EXPLORA EL MATERIAL:
a: Anota literalmente la parte del fragmento sobre Moneo que va entre "En general, para" y "en sus rostros.", ambos incluidos.
b: Por favor, resume el fragmento sobre Moneo en dos oraciones.

TEXTO PARA REVISAR:
____
En general, para el profano crítico, la contemplación muchas de las edificaciones de Moneo despierta mayormente el espanto y la incomprensión. He sido testigo de ello con gentes del más diverso pelaje y bagaje. Gentes que no acabaron la educación básica y licenciados en Bellas Artes o arquitectura.

Aquellos con menor recorrido intelectual, quizás portadores de una visión menos alterada por informaciones suplementarias y alimentada plenamente por las sensaciones, no pueden comprender por qué han puesto un instituto de educación secundaria (de los feos además) entre el Museo del Prado y los Jerónimos, o qué hace esa clínica de cirugía estética en pleno centro histórico de Murcia. Si les cuentas que es obra de uno de los arquitectos más prestigiosos de España, la incredulidad se instala en sus rostros.
____
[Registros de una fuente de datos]
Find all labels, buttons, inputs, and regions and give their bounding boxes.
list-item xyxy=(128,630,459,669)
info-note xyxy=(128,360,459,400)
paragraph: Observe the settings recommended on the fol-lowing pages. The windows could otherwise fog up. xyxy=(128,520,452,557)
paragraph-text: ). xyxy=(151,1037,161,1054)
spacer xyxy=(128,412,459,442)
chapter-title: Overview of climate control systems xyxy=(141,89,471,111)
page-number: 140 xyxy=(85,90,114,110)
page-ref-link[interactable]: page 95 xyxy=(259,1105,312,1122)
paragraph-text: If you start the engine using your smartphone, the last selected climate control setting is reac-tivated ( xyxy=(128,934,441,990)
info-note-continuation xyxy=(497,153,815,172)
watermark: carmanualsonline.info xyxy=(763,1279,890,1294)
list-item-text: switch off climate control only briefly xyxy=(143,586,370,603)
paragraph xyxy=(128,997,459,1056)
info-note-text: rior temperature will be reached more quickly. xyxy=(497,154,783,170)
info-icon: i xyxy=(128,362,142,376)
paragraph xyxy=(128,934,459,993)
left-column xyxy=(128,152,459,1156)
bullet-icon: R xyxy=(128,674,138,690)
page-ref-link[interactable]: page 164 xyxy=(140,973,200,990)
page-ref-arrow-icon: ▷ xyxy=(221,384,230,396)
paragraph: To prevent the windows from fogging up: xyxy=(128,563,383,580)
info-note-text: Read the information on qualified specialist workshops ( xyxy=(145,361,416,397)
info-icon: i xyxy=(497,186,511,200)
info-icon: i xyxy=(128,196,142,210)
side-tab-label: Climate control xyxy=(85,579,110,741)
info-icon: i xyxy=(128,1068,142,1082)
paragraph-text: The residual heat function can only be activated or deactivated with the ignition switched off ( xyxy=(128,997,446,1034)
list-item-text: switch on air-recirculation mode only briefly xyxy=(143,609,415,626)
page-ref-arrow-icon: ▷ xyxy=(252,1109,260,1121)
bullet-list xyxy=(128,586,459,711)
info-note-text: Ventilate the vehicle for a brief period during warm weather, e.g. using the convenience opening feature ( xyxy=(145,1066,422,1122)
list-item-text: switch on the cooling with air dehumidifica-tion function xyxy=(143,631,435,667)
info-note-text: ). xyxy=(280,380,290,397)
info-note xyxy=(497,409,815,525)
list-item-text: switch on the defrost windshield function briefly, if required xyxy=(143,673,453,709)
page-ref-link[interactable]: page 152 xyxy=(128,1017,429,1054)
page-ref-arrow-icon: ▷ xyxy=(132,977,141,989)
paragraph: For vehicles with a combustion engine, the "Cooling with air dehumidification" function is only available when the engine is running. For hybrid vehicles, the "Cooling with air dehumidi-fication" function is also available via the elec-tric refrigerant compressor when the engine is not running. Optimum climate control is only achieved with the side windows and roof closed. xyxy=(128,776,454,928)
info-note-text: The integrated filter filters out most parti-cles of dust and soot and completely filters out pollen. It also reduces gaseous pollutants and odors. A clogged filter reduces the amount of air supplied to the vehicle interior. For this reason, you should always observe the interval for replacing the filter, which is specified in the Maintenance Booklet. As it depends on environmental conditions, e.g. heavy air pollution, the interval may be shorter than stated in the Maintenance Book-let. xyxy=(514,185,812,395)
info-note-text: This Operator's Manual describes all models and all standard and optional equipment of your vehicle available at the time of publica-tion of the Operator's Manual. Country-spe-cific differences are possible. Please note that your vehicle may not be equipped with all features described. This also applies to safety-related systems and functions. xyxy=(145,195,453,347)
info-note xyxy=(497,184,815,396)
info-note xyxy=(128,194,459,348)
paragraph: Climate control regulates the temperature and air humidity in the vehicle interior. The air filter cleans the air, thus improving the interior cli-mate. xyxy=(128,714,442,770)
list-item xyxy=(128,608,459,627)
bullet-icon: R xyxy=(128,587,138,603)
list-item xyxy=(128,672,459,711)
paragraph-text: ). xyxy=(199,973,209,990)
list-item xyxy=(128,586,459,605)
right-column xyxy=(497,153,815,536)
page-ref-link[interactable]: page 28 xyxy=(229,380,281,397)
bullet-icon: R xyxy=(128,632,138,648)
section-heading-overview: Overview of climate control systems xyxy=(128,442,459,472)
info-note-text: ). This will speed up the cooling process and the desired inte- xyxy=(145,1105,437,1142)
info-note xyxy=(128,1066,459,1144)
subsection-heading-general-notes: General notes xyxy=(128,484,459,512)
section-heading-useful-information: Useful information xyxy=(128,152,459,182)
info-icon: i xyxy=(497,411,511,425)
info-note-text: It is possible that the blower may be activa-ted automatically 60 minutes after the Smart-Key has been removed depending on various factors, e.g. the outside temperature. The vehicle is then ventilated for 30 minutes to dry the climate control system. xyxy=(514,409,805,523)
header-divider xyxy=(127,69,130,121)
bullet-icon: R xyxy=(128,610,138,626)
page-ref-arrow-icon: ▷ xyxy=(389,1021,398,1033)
____
RESPUESTAS A LAS TAREAS:
a:
En general, para el profano crítico, la contemplación muchas de las edificaciones de Moneo despierta mayormente el espanto y la incomprensión. He sido testigo de ello con gentes del más diverso pelaje y bagaje. Gentes que no acabaron la educación básica y licenciados en Bellas Artes o arquitectura.

Aquellos con menor recorrido intelectual, quizás portadores de una visión menos alterada por informaciones suplementarias y alimentada plenamente por las sensaciones, no pueden comprender por qué han puesto un instituto de educación secundaria (de los feos además) entre el Museo del Prado y los Jerónimos, o qué hace esa clínica de cirugía estética en pleno centro histórico de Murcia. Si les cuentas que es obra de uno de los arquitectos más prestigiosos de España, la incredulidad se instala en sus rostros.

b: Muchas edificaciones de Moneo despiertan sobre todo espanto e incomprensión en el profano crítico, reacción que quien escribe dice haber presenciado en personas de muy diverso pelaje y bagaje, desde quienes no acabaron la educación básica hasta licenciados en Bellas Artes o arquitectura. Los de menor recorrido intelectual no entienden por qué hay lo que les parece un instituto entre el Museo del Prado y los Jerónimos o una clínica de cirugía estética en el centro histórico de Murcia, y se muestran incrédulos al saber que son obra de uno de los arquitectos más prestigiosos de España.